>>>>

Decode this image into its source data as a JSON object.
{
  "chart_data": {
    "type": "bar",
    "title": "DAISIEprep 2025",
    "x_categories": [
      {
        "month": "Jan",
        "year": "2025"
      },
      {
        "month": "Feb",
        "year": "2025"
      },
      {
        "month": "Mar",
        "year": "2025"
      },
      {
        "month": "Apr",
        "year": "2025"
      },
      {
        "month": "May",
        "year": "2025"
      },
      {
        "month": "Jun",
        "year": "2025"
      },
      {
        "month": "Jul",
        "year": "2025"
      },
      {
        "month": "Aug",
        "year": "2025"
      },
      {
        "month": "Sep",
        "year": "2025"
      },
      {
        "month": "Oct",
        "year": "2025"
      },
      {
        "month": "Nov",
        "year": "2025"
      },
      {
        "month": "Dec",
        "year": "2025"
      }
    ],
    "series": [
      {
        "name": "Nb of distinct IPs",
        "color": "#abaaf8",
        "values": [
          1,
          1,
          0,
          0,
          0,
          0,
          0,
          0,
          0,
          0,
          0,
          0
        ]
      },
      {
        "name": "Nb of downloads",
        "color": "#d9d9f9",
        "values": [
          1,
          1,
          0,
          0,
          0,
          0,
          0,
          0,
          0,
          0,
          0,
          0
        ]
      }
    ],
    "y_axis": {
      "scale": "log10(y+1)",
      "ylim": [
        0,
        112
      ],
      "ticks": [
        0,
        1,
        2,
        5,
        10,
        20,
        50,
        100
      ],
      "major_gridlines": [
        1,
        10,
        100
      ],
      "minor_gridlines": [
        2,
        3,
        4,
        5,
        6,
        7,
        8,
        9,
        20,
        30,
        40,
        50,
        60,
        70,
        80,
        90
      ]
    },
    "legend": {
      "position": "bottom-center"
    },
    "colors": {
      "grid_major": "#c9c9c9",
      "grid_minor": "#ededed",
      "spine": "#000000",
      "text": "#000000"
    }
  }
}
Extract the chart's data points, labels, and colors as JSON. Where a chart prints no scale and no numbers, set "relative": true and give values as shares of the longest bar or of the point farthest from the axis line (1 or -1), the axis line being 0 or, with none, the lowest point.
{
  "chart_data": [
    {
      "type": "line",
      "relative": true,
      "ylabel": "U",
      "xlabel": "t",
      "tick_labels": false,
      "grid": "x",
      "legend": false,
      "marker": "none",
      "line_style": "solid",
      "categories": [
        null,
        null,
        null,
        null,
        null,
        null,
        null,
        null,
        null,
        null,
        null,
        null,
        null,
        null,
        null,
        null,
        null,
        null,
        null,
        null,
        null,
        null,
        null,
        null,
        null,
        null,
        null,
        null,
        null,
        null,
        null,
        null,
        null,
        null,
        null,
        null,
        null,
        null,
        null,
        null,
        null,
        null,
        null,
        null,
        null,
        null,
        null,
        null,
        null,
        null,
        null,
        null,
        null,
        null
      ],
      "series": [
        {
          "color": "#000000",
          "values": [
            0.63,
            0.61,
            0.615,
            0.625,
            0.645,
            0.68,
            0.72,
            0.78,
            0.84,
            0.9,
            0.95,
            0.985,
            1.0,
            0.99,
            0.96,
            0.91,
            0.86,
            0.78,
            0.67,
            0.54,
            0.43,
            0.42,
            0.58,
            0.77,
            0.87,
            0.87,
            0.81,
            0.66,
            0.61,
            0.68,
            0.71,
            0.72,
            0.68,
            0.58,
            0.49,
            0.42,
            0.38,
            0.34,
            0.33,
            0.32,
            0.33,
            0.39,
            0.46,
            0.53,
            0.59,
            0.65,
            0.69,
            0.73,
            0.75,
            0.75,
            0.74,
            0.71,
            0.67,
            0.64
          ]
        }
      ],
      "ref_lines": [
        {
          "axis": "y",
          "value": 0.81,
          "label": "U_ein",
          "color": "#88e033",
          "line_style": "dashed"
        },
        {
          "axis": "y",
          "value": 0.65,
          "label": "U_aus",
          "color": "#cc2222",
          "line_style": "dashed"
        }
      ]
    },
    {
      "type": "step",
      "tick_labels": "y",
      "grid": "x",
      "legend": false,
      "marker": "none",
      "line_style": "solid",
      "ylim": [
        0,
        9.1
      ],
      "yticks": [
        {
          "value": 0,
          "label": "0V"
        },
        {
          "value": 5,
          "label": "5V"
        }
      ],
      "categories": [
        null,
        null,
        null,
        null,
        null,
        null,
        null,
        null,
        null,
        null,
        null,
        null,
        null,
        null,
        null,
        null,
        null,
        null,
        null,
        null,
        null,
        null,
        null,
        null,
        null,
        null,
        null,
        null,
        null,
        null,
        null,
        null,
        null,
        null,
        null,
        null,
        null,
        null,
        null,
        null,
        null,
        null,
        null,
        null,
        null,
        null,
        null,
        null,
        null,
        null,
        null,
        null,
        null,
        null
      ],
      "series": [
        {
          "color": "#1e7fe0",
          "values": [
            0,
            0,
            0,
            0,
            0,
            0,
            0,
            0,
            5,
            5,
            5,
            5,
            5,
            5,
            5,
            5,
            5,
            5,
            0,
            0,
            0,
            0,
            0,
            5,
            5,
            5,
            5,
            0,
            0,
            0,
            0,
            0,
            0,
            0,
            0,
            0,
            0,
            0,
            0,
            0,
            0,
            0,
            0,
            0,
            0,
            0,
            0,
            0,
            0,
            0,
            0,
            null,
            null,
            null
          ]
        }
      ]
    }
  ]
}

<<<<

● **INSTRUCTIONS FOR THE TASK**:
Please quote the records above exactly, without skipping a line.

● **EXERCISE RESULT**:
Decode this image into its source data as a JSON object.
{
  "chart_data": {
    "type": "bar",
    "title": "DAISIEprep 2025",
    "x_categories": [
      {
        "month": "Jan",
        "year": "2025"
      },
      {
        "month": "Feb",
        "year": "2025"
      },
      {
        "month": "Mar",
        "year": "2025"
      },
      {
        "month": "Apr",
        "year": "2025"
      },
      {
        "month": "May",
        "year": "2025"
      },
      {
        "month": "Jun",
        "year": "2025"
      },
      {
        "month": "Jul",
        "year": "2025"
      },
      {
        "month": "Aug",
        "year": "2025"
      },
      {
        "month": "Sep",
        "year": "2025"
      },
      {
        "month": "Oct",
        "year": "2025"
      },
      {
        "month": "Nov",
        "year": "2025"
      },
      {
        "month": "Dec",
        "year": "2025"
      }
    ],
    "series": [
      {
        "name": "Nb of distinct IPs",
        "color": "#abaaf8",
        "values": [
          1,
          1,
          0,
          0,
          0,
          0,
          0,
          0,
          0,
          0,
          0,
          0
        ]
      },
      {
        "name": "Nb of downloads",
        "color": "#d9d9f9",
        "values": [
          1,
          1,
          0,
          0,
          0,
          0,
          0,
          0,
          0,
          0,
          0,
          0
        ]
      }
    ],
    "y_axis": {
      "scale": "log10(y+1)",
      "ylim": [
        0,
        112
      ],
      "ticks": [
        0,
        1,
        2,
        5,
        10,
        20,
        50,
        100
      ],
      "major_gridlines": [
        1,
        10,
        100
      ],
      "minor_gridlines": [
        2,
        3,
        4,
        5,
        6,
        7,
        8,
        9,
        20,
        30,
        40,
        50,
        60,
        70,
        80,
        90
      ]
    },
    "legend": {
      "position": "bottom-center"
    },
    "colors": {
      "grid_major": "#c9c9c9",
      "grid_minor": "#ededed",
      "spine": "#000000",
      "text": "#000000"
    }
  }
}
Extract the chart's data points, labels, and colors as JSON. Where a chart prints no scale and no numbers, set "relative": true and give values as shares of the longest bar or of the point farthest from the axis line (1 or -1), the axis line being 0 or, with none, the lowest point.
{
  "chart_data": [
    {
      "type": "line",
      "relative": true,
      "ylabel": "U",
      "xlabel": "t",
      "tick_labels": false,
      "grid": "x",
      "legend": false,
      "marker": "none",
      "line_style": "solid",
      "categories": [
        null,
        null,
        null,
        null,
        null,
        null,
        null,
        null,
        null,
        null,
        null,
        null,
        null,
        null,
        null,
        null,
        null,
        null,
        null,
        null,
        null,
        null,
        null,
        null,
        null,
        null,
        null,
        null,
        null,
        null,
        null,
        null,
        null,
        null,
        null,
        null,
        null,
        null,
        null,
        null,
        null,
        null,
        null,
        null,
        null,
        null,
        null,
        null,
        null,
        null,
        null,
        null,
        null,
        null
      ],
      "series": [
        {
          "color": "#000000",
          "values": [
            0.63,
            0.61,
            0.615,
            0.625,
            0.645,
            0.68,
            0.72,
            0.78,
            0.84,
            0.9,
            0.95,
            0.985,
            1.0,
            0.99,
            0.96,
            0.91,
            0.86,
            0.78,
            0.67,
            0.54,
            0.43,
            0.42,
            0.58,
            0.77,
            0.87,
            0.87,
            0.81,
            0.66,
            0.61,
            0.68,
            0.71,
            0.72,
            0.68,
            0.58,
            0.49,
            0.42,
            0.38,
            0.34,
            0.33,
            0.32,
            0.33,
            0.39,
            0.46,
            0.53,
            0.59,
            0.65,
            0.69,
            0.73,
            0.75,
            0.75,
            0.74,
            0.71,
            0.67,
            0.64
          ]
        }
      ],
      "ref_lines": [
        {
          "axis": "y",
          "value": 0.81,
          "label": "U_ein",
          "color": "#88e033",
          "line_style": "dashed"
        },
        {
          "axis": "y",
          "value": 0.65,
          "label": "U_aus",
          "color": "#cc2222",
          "line_style": "dashed"
        }
      ]
    },
    {
      "type": "step",
      "tick_labels": "y",
      "grid": "x",
      "legend": false,
      "marker": "none",
      "line_style": "solid",
      "ylim": [
        0,
        9.1
      ],
      "yticks": [
        {
          "value": 0,
          "label": "0V"
        },
        {
          "value": 5,
          "label": "5V"
        }
      ],
      "categories": [
        null,
        null,
        null,
        null,
        null,
        null,
        null,
        null,
        null,
        null,
        null,
        null,
        null,
        null,
        null,
        null,
        null,
        null,
        null,
        null,
        null,
        null,
        null,
        null,
        null,
        null,
        null,
        null,
        null,
        null,
        null,
        null,
        null,
        null,
        null,
        null,
        null,
        null,
        null,
        null,
        null,
        null,
        null,
        null,
        null,
        null,
        null,
        null,
        null,
        null,
        null,
        null,
        null,
        null
      ],
      "series": [
        {
          "color": "#1e7fe0",
          "values": [
            0,
            0,
            0,
            0,
            0,
            0,
            0,
            0,
            5,
            5,
            5,
            5,
            5,
            5,
            5,
            5,
            5,
            5,
            0,
            0,
            0,
            0,
            0,
            5,
            5,
            5,
            5,
            0,
            0,
            0,
            0,
            0,
            0,
            0,
            0,
            0,
            0,
            0,
            0,
            0,
            0,
            0,
            0,
            0,
            0,
            0,
            0,
            0,
            0,
            0,
            0,
            null,
            null,
            null
          ]
        }
      ]
    }
  ]
}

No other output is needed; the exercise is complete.